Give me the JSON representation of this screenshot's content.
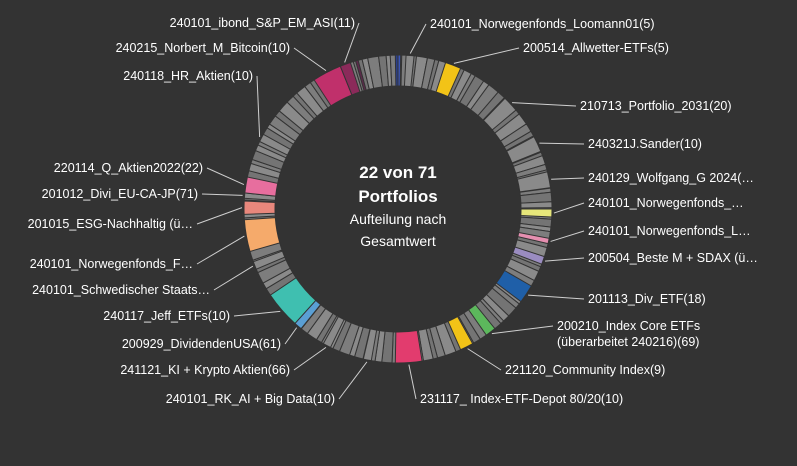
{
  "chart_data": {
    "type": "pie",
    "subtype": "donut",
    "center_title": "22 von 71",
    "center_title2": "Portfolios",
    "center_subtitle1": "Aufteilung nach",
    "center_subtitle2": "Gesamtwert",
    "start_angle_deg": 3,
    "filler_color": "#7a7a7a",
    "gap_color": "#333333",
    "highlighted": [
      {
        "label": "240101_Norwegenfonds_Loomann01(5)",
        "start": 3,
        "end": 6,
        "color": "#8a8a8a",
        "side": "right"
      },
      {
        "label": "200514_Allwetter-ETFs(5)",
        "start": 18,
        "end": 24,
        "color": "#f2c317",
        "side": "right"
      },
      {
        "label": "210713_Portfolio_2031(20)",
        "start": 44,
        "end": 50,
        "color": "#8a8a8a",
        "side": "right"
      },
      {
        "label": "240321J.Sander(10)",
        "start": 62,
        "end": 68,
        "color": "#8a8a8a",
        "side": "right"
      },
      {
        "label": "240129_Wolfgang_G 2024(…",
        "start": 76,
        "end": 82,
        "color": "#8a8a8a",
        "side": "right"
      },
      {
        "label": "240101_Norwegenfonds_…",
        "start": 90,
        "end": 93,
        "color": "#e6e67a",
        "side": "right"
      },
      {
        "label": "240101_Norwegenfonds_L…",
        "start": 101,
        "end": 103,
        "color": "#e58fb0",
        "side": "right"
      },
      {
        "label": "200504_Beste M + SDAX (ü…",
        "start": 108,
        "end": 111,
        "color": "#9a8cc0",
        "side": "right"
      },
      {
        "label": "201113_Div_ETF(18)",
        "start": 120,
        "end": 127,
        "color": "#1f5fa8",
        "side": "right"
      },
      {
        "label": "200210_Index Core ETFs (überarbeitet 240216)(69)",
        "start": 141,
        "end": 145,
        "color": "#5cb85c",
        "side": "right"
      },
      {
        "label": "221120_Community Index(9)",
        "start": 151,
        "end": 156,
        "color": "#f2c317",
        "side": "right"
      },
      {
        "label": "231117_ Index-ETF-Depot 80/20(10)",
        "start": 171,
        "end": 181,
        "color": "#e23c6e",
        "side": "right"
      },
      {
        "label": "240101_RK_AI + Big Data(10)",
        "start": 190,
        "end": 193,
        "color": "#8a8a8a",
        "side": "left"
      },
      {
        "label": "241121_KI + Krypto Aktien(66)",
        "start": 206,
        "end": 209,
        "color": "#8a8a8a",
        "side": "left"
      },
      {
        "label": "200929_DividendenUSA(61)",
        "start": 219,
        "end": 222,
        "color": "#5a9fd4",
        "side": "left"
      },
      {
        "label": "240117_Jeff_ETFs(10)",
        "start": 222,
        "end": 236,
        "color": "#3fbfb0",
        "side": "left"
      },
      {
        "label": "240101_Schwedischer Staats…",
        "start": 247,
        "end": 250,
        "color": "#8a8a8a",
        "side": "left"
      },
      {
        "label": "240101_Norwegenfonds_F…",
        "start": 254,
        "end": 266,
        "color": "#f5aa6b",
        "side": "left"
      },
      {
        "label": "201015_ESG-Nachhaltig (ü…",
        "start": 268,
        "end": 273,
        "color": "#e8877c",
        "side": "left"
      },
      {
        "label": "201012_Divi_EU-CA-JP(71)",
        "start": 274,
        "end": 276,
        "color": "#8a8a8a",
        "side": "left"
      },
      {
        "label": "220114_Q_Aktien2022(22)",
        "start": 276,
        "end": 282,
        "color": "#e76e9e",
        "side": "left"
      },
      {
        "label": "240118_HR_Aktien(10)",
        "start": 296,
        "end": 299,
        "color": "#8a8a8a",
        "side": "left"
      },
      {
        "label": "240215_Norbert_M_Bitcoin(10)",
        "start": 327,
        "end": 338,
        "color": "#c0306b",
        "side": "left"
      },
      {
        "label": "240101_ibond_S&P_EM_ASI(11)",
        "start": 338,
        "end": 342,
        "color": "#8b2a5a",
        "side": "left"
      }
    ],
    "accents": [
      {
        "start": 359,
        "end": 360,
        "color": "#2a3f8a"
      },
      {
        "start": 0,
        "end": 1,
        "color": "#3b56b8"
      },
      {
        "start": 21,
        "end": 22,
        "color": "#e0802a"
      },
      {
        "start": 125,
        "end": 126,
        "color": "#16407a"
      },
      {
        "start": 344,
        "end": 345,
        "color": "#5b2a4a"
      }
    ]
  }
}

--

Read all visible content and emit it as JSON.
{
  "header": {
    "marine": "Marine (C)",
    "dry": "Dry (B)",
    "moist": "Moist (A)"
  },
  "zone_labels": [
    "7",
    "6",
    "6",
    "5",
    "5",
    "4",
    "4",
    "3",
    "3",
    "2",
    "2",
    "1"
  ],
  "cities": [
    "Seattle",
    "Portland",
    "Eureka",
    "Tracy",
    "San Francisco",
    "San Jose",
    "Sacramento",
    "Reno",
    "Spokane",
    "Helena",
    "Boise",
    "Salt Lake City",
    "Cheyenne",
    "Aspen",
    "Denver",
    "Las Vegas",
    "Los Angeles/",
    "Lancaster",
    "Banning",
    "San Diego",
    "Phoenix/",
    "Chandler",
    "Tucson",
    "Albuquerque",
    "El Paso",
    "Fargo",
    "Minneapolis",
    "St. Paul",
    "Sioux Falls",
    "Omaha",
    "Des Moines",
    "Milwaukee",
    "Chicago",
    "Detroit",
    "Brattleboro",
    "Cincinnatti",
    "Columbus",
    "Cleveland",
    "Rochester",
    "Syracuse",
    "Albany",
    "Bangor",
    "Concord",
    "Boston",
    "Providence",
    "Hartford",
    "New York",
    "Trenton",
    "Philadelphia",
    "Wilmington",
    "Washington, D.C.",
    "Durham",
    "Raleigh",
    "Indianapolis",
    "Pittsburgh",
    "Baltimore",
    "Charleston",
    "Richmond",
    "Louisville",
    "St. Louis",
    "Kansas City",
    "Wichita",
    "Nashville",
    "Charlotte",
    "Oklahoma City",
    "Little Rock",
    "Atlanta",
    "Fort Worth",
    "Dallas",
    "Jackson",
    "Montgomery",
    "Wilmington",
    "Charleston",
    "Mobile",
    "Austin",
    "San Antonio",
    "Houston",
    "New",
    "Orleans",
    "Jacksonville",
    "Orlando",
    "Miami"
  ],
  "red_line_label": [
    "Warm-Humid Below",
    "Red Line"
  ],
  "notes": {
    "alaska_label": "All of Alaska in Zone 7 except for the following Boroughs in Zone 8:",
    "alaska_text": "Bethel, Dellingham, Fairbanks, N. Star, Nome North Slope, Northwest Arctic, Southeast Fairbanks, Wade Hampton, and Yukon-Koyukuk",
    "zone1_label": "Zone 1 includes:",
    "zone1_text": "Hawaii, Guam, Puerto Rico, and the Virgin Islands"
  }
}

Stated exercise —
Search the entries for the word "City", then list each line that holds it.

Solution —
    "Salt Lake City",
    "Kansas City",
    "Oklahoma City",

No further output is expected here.